> [WORK TO DO]:
Gather every line of the entries that includes the word "from".

> [DATASET EXTRACT]:
_ _ _ _ _ _ _

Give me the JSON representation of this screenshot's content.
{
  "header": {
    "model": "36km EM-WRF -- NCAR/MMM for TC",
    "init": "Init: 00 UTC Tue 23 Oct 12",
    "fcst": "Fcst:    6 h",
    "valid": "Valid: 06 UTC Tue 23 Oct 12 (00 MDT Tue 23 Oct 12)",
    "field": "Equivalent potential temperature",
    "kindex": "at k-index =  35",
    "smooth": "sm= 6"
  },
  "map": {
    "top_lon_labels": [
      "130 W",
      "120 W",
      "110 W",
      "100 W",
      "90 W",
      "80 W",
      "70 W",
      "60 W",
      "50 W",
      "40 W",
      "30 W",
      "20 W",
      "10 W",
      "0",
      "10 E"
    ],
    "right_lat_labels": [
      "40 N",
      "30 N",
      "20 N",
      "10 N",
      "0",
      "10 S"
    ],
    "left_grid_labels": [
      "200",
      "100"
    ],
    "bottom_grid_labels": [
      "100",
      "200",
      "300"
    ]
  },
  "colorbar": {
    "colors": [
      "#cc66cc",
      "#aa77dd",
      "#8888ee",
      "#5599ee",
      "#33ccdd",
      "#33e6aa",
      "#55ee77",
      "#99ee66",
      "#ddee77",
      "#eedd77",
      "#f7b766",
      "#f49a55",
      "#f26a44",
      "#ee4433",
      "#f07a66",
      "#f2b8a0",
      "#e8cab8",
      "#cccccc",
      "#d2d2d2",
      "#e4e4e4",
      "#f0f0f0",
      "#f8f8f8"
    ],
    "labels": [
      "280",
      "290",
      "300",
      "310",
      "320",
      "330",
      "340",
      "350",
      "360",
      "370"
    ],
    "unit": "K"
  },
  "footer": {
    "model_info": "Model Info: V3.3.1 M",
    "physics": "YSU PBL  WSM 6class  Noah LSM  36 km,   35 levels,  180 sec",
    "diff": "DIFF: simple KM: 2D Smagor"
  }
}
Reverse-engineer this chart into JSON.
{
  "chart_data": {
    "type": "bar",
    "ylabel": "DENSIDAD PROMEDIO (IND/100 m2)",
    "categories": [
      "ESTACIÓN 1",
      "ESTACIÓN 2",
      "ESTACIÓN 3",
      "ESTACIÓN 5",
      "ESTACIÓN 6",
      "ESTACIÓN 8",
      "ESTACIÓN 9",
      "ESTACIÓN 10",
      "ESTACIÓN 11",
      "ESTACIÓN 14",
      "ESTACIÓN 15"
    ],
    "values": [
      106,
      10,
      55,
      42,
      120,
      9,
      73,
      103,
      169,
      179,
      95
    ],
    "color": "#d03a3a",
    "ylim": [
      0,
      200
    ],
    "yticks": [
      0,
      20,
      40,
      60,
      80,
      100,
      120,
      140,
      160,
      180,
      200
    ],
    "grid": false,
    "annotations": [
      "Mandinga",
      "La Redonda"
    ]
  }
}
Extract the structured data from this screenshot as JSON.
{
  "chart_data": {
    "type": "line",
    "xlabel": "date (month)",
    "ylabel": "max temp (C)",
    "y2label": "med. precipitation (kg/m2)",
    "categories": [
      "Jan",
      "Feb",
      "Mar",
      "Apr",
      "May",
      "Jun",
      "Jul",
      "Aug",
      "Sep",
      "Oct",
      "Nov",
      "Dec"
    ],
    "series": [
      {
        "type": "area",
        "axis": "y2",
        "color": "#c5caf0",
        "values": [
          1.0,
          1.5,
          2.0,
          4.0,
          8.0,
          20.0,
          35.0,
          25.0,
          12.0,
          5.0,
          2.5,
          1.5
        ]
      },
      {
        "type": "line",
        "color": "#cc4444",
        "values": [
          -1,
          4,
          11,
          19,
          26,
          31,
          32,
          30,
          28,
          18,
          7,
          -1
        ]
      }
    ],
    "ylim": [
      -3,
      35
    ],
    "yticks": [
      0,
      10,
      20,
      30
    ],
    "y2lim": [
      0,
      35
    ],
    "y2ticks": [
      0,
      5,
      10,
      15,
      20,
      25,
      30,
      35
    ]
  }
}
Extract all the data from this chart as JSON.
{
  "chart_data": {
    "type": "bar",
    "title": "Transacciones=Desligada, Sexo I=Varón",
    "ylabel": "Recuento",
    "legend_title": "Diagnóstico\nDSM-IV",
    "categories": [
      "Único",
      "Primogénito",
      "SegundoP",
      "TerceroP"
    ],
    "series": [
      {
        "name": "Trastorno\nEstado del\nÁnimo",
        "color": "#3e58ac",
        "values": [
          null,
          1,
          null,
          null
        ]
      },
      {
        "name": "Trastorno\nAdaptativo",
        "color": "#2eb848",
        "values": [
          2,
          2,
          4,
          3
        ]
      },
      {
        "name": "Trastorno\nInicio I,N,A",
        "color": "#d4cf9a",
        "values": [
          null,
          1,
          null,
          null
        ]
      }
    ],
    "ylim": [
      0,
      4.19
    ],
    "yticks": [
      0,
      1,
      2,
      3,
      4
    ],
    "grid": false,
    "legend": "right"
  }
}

_ _ _ _ _ _ _

> [WRITTEN SOLUTION]:
Extract the structured data from this screenshot as JSON.
Extract all the data from this chart as JSON.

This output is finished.